▶ _WORK REQUIRED_: Read through the records below and copy each line that uses the word "title".

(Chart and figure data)
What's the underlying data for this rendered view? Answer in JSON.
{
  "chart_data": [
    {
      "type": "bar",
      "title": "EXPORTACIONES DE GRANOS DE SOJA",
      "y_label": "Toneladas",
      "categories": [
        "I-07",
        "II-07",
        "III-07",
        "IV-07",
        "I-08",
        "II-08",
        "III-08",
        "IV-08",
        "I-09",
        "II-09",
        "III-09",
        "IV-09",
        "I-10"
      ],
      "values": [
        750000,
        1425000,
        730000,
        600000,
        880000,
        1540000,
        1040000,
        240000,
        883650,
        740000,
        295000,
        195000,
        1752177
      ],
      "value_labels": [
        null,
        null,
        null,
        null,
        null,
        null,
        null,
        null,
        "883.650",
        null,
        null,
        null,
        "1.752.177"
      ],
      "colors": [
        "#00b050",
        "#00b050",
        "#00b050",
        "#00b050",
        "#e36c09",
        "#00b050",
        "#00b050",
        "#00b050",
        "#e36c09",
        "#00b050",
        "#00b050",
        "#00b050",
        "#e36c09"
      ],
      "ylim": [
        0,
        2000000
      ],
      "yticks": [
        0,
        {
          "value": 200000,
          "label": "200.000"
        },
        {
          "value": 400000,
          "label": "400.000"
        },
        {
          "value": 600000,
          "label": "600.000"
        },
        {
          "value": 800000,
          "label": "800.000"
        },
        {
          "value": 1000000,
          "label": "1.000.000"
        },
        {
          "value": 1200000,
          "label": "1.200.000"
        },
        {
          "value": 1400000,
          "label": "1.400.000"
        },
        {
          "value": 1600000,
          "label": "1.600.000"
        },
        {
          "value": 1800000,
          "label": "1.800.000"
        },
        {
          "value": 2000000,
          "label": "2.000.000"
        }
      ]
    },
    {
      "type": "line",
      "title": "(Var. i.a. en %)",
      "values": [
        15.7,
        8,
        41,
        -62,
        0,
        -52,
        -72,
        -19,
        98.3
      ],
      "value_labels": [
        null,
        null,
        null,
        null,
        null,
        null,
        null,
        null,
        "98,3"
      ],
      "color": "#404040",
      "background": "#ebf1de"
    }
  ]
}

▶ _SOLUTION_:
      "title": "EXPORTACIONES DE GRANOS DE SOJA",
      "title": "(Var. i.a. en %)",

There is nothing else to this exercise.